__Task goal__
Below are some records. Say how many of their lines contain the string "Zila", and give nothing but the number.

__Recorded data__
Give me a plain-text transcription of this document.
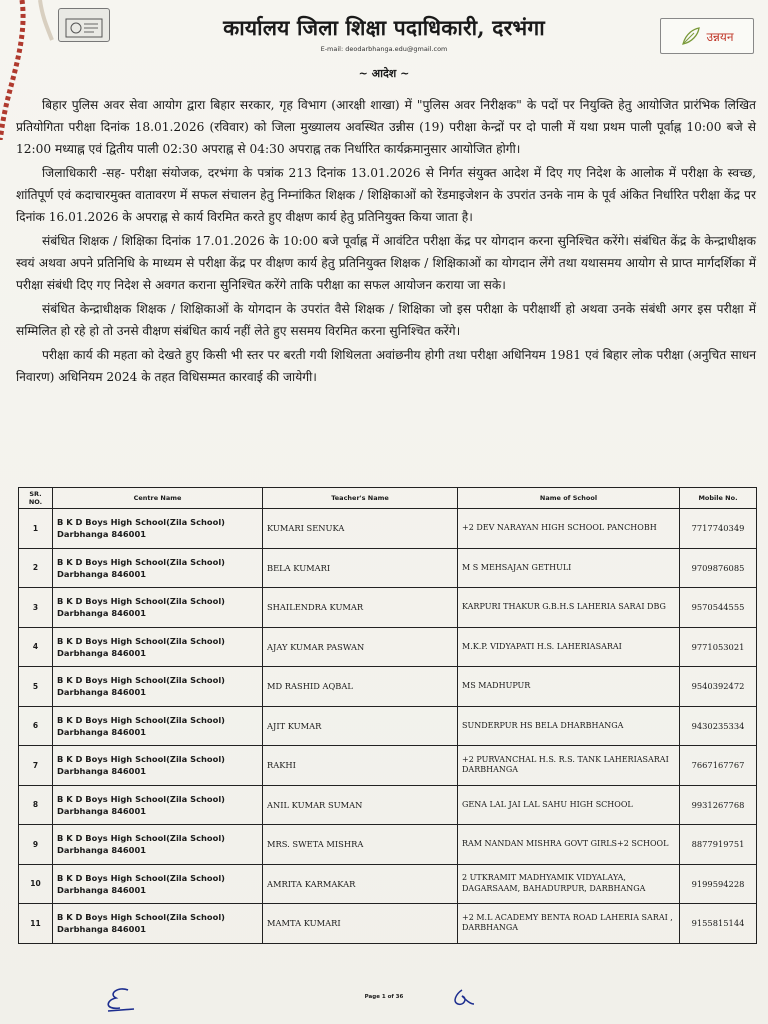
कार्यालय जिला शिक्षा पदाधिकारी, दरभंगा	उन्नयन
E-mail: deodarbhanga.edu@gmail.com
~ आदेश ~

बिहार पुलिस अवर सेवा आयोग द्वारा बिहार सरकार, गृह विभाग (आरक्षी शाखा) में "पुलिस अवर निरीक्षक" के पदों पर नियुक्ति हेतु आयोजित प्रारंभिक लिखित प्रतियोगिता परीक्षा दिनांक 18.01.2026 (रविवार) को जिला मुख्यालय अवस्थित उन्नीस (19) परीक्षा केन्द्रों पर दो पाली में यथा प्रथम पाली पूर्वाह्न 10:00 बजे से 12:00 मध्याह्न एवं द्वितीय पाली 02:30 अपराह्न से 04:30 अपराह्न तक निर्धारित कार्यक्रमानुसार आयोजित होगी।

जिलाधिकारी -सह- परीक्षा संयोजक, दरभंगा के पत्रांक 213 दिनांक 13.01.2026 से निर्गत संयुक्त आदेश में दिए गए निदेश के आलोक में परीक्षा के स्वच्छ, शांतिपूर्ण एवं कदाचारमुक्त वातावरण में सफल संचालन हेतु निम्नांकित शिक्षक / शिक्षिकाओं को रेंडमाइजेशन के उपरांत उनके नाम के पूर्व अंकित निर्धारित परीक्षा केंद्र पर दिनांक 16.01.2026 के अपराह्न से कार्य विरमित करते हुए वीक्षण कार्य हेतु प्रतिनियुक्त किया जाता है।

संबंधित शिक्षक / शिक्षिका दिनांक 17.01.2026 के 10:00 बजे पूर्वाह्न में आवंटित परीक्षा केंद्र पर योगदान करना सुनिश्चित करेंगे। संबंधित केंद्र के केन्द्राधीक्षक स्वयं अथवा अपने प्रतिनिधि के माध्यम से परीक्षा केंद्र पर वीक्षण कार्य हेतु प्रतिनियुक्त शिक्षक / शिक्षिकाओं का योगदान लेंगे तथा यथासमय आयोग से प्राप्त मार्गदर्शिका में परीक्षा संबंधी दिए गए निदेश से अवगत कराना सुनिश्चित करेंगे ताकि परीक्षा का सफल आयोजन कराया जा सके।

संबंधित केन्द्राधीक्षक शिक्षक / शिक्षिकाओं के योगदान के उपरांत वैसे शिक्षक / शिक्षिका जो इस परीक्षा के परीक्षार्थी हो अथवा उनके संबंधी अगर इस परीक्षा में सम्मिलित हो रहे हो तो उनसे वीक्षण संबंधित कार्य नहीं लेते हुए ससमय विरमित करना सुनिश्चित करेंगे।

परीक्षा कार्य की महता को देखते हुए किसी भी स्तर पर बरती गयी शिथिलता अवांछनीय होगी तथा परीक्षा अधिनियम 1981 एवं बिहार लोक परीक्षा (अनुचित साधन निवारण) अधिनियम 2024 के तहत विधिसम्मत कारवाई की जायेगी।

SR. NO.	Centre Name	Teacher's Name	Name of School	Mobile No.
1	B K D Boys High School(Zila School)
Darbhanga 846001	KUMARI SENUKA	+2 DEV NARAYAN HIGH SCHOOL PANCHOBH	7717740349
2	B K D Boys High School(Zila School)
Darbhanga 846001	BELA KUMARI	M S MEHSAJAN GETHULI	9709876085
3	B K D Boys High School(Zila School)
Darbhanga 846001	SHAILENDRA KUMAR	KARPURI THAKUR G.B.H.S LAHERIA SARAI DBG	9570544555
4	B K D Boys High School(Zila School)
Darbhanga 846001	AJAY KUMAR PASWAN	M.K.P. VIDYAPATI H.S. LAHERIASARAI	9771053021
5	B K D Boys High School(Zila School)
Darbhanga 846001	MD RASHID AQBAL	MS MADHUPUR	9540392472
6	B K D Boys High School(Zila School)
Darbhanga 846001	AJIT KUMAR	SUNDERPUR HS BELA DHARBHANGA	9430235334
7	B K D Boys High School(Zila School)
Darbhanga 846001	RAKHI	+2 PURVANCHAL H.S. R.S. TANK LAHERIASARAI DARBHANGA	7667167767
8	B K D Boys High School(Zila School)
Darbhanga 846001	ANIL KUMAR SUMAN	GENA LAL JAI LAL SAHU HIGH SCHOOL	9931267768
9	B K D Boys High School(Zila School)
Darbhanga 846001	MRS. SWETA MISHRA	RAM NANDAN MISHRA GOVT GIRLS+2 SCHOOL	8877919751
10	B K D Boys High School(Zila School)
Darbhanga 846001	AMRITA KARMAKAR	2 UTKRAMIT MADHYAMIK VIDYALAYA, DAGARSAAM, BAHADURPUR, DARBHANGA	9199594228
11	B K D Boys High School(Zila School)
Darbhanga 846001	MAMTA KUMARI	+2 M.L ACADEMY BENTA ROAD LAHERIA SARAI , DARBHANGA	9155815144
Page 1 of 36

__Output for this task__
11